» Given problem:
Print the entire listing. Each line must match the original exactly.

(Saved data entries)
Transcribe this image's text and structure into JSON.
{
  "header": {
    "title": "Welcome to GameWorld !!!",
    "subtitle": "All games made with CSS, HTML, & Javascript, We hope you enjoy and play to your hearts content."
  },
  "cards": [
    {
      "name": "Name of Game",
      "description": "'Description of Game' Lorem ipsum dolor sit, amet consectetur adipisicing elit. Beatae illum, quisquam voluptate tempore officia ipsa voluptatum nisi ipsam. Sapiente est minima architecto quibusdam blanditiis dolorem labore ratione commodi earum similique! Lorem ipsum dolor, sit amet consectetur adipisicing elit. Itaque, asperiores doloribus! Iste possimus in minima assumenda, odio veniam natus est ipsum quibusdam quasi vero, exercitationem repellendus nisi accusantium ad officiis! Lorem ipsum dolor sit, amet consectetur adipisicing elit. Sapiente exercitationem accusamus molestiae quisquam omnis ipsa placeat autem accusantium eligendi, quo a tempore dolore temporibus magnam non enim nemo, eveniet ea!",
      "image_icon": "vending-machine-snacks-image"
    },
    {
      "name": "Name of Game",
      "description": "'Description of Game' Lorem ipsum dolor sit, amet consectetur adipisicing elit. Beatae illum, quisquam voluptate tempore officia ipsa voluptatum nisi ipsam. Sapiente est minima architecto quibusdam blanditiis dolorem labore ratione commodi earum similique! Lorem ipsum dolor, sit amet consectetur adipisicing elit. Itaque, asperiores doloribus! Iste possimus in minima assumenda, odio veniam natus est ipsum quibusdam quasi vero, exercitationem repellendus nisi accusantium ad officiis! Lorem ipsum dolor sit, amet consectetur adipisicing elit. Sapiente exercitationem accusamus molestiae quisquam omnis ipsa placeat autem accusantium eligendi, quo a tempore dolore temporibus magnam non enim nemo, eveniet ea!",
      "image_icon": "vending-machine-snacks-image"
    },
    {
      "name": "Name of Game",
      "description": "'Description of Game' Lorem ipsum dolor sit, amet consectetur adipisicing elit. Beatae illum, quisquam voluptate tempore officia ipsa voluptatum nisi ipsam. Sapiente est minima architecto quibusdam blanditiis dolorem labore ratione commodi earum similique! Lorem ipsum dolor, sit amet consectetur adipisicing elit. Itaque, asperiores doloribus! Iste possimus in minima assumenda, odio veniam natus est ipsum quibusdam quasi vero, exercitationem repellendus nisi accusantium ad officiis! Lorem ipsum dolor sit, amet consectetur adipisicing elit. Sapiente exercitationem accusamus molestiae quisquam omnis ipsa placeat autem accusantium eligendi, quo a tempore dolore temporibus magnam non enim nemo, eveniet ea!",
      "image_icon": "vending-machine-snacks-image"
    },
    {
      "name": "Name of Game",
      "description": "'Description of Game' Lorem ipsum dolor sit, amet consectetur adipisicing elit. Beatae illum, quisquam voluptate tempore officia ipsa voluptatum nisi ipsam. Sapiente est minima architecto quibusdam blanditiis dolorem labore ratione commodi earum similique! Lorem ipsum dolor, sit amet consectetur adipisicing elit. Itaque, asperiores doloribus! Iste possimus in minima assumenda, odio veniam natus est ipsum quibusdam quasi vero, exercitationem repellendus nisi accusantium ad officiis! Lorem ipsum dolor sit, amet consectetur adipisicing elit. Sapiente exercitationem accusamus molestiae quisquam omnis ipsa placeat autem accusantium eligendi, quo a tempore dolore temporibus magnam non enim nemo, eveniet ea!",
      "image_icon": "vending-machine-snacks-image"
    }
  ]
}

» Reply:
Transcribe this image's text and structure into JSON.
{
  "header": {
    "title": "Welcome to GameWorld !!!",
    "subtitle": "All games made with CSS, HTML, & Javascript, We hope you enjoy and play to your hearts content."
  },
  "cards": [
    {
      "name": "Name of Game",
      "description": "'Description of Game' Lorem ipsum dolor sit, amet consectetur adipisicing elit. Beatae illum, quisquam voluptate tempore officia ipsa voluptatum nisi ipsam. Sapiente est minima architecto quibusdam blanditiis dolorem labore ratione commodi earum similique! Lorem ipsum dolor, sit amet consectetur adipisicing elit. Itaque, asperiores doloribus! Iste possimus in minima assumenda, odio veniam natus est ipsum quibusdam quasi vero, exercitationem repellendus nisi accusantium ad officiis! Lorem ipsum dolor sit, amet consectetur adipisicing elit. Sapiente exercitationem accusamus molestiae quisquam omnis ipsa placeat autem accusantium eligendi, quo a tempore dolore temporibus magnam non enim nemo, eveniet ea!",
      "image_icon": "vending-machine-snacks-image"
    },
    {
      "name": "Name of Game",
      "description": "'Description of Game' Lorem ipsum dolor sit, amet consectetur adipisicing elit. Beatae illum, quisquam voluptate tempore officia ipsa voluptatum nisi ipsam. Sapiente est minima architecto quibusdam blanditiis dolorem labore ratione commodi earum similique! Lorem ipsum dolor, sit amet consectetur adipisicing elit. Itaque, asperiores doloribus! Iste possimus in minima assumenda, odio veniam natus est ipsum quibusdam quasi vero, exercitationem repellendus nisi accusantium ad officiis! Lorem ipsum dolor sit, amet consectetur adipisicing elit. Sapiente exercitationem accusamus molestiae quisquam omnis ipsa placeat autem accusantium eligendi, quo a tempore dolore temporibus magnam non enim nemo, eveniet ea!",
      "image_icon": "vending-machine-snacks-image"
    },
    {
      "name": "Name of Game",
      "description": "'Description of Game' Lorem ipsum dolor sit, amet consectetur adipisicing elit. Beatae illum, quisquam voluptate tempore officia ipsa voluptatum nisi ipsam. Sapiente est minima architecto quibusdam blanditiis dolorem labore ratione commodi earum similique! Lorem ipsum dolor, sit amet consectetur adipisicing elit. Itaque, asperiores doloribus! Iste possimus in minima assumenda, odio veniam natus est ipsum quibusdam quasi vero, exercitationem repellendus nisi accusantium ad officiis! Lorem ipsum dolor sit, amet consectetur adipisicing elit. Sapiente exercitationem accusamus molestiae quisquam omnis ipsa placeat autem accusantium eligendi, quo a tempore dolore temporibus magnam non enim nemo, eveniet ea!",
      "image_icon": "vending-machine-snacks-image"
    },
    {
      "name": "Name of Game",
      "description": "'Description of Game' Lorem ipsum dolor sit, amet consectetur adipisicing elit. Beatae illum, quisquam voluptate tempore officia ipsa voluptatum nisi ipsam. Sapiente est minima architecto quibusdam blanditiis dolorem labore ratione commodi earum similique! Lorem ipsum dolor, sit amet consectetur adipisicing elit. Itaque, asperiores doloribus! Iste possimus in minima assumenda, odio veniam natus est ipsum quibusdam quasi vero, exercitationem repellendus nisi accusantium ad officiis! Lorem ipsum dolor sit, amet consectetur adipisicing elit. Sapiente exercitationem accusamus molestiae quisquam omnis ipsa placeat autem accusantium eligendi, quo a tempore dolore temporibus magnam non enim nemo, eveniet ea!",
      "image_icon": "vending-machine-snacks-image"
    }
  ]
}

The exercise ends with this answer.